Available records =
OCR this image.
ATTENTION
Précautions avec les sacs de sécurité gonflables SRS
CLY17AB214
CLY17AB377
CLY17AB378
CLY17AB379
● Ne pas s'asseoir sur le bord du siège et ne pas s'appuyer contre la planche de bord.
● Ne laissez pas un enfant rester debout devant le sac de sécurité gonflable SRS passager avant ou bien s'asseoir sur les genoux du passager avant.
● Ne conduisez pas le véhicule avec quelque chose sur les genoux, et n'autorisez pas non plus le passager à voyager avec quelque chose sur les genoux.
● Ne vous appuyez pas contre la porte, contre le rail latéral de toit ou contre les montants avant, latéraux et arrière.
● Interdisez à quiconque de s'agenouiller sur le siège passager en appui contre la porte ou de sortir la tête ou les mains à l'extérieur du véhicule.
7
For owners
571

--

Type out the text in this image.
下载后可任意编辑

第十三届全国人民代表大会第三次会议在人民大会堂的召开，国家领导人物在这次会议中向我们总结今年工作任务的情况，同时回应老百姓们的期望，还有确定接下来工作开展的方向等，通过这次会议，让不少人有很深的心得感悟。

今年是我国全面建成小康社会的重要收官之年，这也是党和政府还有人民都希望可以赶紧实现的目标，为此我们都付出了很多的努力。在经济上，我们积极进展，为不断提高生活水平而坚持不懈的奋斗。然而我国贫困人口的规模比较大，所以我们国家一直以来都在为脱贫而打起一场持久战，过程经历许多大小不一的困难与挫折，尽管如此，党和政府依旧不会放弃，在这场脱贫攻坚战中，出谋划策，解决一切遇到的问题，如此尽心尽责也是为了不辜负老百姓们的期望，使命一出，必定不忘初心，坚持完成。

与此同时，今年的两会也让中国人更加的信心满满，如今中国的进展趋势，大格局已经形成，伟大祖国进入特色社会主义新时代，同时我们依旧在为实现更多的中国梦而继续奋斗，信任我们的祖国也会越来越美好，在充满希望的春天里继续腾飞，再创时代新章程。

Directions for this task =
Gather from the records above every line containing the string "passager".

Reply to the task =
● Ne laissez pas un enfant rester debout devant le sac de sécurité gonflable SRS passager avant ou bien s'asseoir sur les genoux du passager avant.
● Ne conduisez pas le véhicule avec quelque chose sur les genoux, et n'autorisez pas non plus le passager à voyager avec quelque chose sur les genoux.
● Interdisez à quiconque de s'agenouiller sur le siège passager en appui contre la porte ou de sortir la tête ou les mains à l'extérieur du véhicule.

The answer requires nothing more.